* Job *
Determine how many lines contain the string "goods". Respond with that number and nothing more.

* Figure dataset records *
::::::::::

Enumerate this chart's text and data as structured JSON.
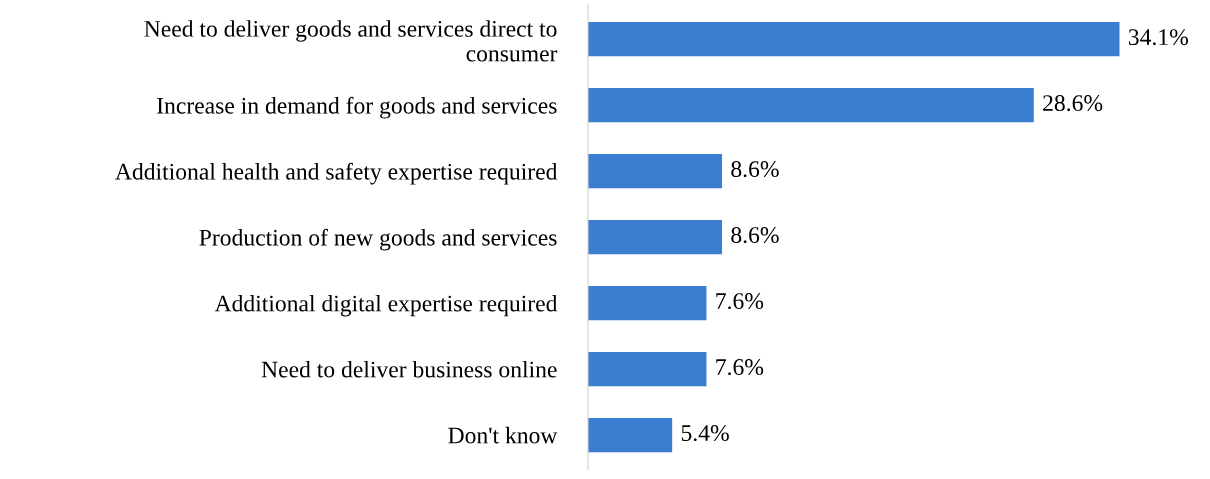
{
  "chart_data": {
    "type": "bar",
    "orientation": "horizontal",
    "categories": [
      "Need to deliver goods and services direct to\nconsumer",
      "Increase in demand for goods and services",
      "Additional health and safety expertise required",
      "Production of new goods and services",
      "Additional digital expertise required",
      "Need to deliver business online",
      "Don't know"
    ],
    "values": [
      34.1,
      28.6,
      8.6,
      8.6,
      7.6,
      7.6,
      5.4
    ],
    "value_labels": [
      "34.1%",
      "28.6%",
      "8.6%",
      "8.6%",
      "7.6%",
      "7.6%",
      "5.4%"
    ],
    "color": "#3b7dd0",
    "grid": false,
    "legend": false,
    "tick_labels": "y"
  }
}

::::::::::

* Answer to the task *
3